(Records)
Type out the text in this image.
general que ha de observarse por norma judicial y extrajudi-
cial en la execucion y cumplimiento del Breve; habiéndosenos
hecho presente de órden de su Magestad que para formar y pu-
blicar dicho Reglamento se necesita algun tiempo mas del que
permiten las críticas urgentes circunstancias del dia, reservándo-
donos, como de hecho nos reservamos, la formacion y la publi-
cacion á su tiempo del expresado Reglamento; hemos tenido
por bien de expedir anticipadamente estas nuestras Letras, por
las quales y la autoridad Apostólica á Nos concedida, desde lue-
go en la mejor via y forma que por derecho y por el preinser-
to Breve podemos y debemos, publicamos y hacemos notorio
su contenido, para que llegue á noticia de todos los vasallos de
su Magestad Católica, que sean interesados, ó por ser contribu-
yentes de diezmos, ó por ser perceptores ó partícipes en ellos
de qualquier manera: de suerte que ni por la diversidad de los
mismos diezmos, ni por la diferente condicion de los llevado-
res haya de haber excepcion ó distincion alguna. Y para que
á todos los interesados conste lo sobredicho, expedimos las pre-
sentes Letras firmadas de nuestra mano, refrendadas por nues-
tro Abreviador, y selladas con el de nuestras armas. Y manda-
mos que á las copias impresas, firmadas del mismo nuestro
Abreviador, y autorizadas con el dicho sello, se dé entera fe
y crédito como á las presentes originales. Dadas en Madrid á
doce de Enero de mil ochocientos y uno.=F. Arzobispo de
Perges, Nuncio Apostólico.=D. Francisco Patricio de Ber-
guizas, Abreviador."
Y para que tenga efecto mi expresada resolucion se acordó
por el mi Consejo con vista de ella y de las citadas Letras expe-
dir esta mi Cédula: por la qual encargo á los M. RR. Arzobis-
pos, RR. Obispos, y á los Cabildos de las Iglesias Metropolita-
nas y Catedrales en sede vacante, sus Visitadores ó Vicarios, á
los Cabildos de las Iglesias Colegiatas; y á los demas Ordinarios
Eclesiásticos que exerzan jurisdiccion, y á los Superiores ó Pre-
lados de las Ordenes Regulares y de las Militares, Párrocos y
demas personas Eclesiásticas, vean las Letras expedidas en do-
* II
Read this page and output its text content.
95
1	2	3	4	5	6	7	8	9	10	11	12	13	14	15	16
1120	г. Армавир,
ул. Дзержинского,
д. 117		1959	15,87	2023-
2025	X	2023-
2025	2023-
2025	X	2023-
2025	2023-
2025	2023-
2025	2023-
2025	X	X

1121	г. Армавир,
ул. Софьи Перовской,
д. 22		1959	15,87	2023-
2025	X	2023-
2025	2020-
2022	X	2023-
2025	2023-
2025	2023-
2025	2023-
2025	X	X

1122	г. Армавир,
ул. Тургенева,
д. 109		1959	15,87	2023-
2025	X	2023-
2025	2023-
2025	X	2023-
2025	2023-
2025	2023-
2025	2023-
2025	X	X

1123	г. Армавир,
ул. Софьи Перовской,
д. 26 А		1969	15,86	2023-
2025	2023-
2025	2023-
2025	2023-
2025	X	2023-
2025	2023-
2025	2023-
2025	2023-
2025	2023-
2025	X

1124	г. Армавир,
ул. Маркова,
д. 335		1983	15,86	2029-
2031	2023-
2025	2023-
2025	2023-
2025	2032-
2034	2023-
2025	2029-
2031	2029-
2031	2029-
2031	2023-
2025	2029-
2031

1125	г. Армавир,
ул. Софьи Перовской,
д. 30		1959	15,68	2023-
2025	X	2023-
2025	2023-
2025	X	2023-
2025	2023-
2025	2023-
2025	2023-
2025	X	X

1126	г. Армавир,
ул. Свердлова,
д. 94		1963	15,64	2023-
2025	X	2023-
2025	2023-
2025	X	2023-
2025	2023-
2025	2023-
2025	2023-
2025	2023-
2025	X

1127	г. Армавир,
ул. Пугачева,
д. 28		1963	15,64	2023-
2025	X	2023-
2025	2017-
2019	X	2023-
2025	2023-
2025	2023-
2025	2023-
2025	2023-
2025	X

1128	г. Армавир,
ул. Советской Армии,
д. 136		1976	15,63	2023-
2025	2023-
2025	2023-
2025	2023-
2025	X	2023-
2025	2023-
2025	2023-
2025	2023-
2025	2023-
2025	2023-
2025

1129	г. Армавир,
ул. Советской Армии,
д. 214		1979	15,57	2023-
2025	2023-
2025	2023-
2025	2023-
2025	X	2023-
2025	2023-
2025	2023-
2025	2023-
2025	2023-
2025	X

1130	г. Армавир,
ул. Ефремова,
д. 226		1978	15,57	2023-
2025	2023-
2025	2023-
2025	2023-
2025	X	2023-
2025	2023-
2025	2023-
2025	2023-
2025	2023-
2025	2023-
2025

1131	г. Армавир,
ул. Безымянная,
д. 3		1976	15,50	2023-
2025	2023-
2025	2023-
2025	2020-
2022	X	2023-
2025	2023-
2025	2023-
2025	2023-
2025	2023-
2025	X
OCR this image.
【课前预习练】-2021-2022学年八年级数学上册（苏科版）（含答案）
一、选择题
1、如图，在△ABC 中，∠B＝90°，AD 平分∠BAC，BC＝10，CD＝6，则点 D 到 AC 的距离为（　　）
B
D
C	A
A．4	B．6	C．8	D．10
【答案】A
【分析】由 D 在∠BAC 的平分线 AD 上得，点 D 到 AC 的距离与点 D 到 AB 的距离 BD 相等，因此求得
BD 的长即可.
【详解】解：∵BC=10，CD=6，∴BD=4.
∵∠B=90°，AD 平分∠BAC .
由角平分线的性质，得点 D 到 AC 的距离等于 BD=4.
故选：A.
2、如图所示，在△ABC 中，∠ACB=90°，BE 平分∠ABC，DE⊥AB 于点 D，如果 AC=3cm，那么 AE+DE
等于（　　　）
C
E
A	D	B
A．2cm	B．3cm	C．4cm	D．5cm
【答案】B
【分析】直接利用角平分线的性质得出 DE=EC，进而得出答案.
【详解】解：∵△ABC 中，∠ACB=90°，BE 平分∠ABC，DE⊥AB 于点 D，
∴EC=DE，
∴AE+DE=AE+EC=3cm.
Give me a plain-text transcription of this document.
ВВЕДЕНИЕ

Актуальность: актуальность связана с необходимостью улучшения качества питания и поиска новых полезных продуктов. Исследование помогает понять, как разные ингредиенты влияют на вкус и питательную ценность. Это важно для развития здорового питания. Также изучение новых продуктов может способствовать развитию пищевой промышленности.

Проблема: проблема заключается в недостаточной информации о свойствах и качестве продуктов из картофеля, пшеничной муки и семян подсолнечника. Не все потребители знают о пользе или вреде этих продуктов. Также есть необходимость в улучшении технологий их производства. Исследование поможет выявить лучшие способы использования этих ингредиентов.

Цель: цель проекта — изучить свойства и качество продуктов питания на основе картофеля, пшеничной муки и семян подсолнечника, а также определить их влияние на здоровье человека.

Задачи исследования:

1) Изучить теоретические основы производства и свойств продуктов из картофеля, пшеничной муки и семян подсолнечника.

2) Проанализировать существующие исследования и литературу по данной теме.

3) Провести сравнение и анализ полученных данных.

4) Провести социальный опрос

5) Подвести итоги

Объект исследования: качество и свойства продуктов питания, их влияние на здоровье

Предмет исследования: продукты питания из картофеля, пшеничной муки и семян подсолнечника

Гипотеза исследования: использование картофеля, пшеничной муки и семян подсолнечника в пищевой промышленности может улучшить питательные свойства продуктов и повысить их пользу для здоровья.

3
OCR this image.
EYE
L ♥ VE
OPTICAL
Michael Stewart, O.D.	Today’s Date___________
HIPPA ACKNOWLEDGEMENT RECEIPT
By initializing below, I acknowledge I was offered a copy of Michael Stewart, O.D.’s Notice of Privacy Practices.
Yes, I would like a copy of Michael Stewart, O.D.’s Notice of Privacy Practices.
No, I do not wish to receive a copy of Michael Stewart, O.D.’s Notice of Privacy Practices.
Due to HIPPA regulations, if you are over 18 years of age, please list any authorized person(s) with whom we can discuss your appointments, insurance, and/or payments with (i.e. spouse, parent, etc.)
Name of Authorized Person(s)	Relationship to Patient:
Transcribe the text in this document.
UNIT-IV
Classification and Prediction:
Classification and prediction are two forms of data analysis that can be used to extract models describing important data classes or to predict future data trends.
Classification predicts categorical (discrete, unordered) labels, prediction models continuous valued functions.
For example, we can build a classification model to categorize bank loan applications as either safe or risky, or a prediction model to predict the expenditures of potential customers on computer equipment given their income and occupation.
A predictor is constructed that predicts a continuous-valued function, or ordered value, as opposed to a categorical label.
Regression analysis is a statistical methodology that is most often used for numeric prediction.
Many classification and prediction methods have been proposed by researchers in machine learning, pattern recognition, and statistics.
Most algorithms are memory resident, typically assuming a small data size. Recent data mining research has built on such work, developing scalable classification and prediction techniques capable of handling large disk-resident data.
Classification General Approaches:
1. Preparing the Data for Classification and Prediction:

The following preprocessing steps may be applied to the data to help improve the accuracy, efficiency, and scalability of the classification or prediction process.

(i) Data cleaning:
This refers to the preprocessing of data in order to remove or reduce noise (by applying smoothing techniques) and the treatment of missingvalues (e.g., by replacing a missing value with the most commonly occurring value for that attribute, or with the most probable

§ **Exercise description**
Show the lines that mention the word "demas".

§ **Result for this task**
los Cabildos de las Iglesias Colegiatas; y á los demas Ordinarios
demas personas Eclesiásticas, vean las Letras expedidas en do-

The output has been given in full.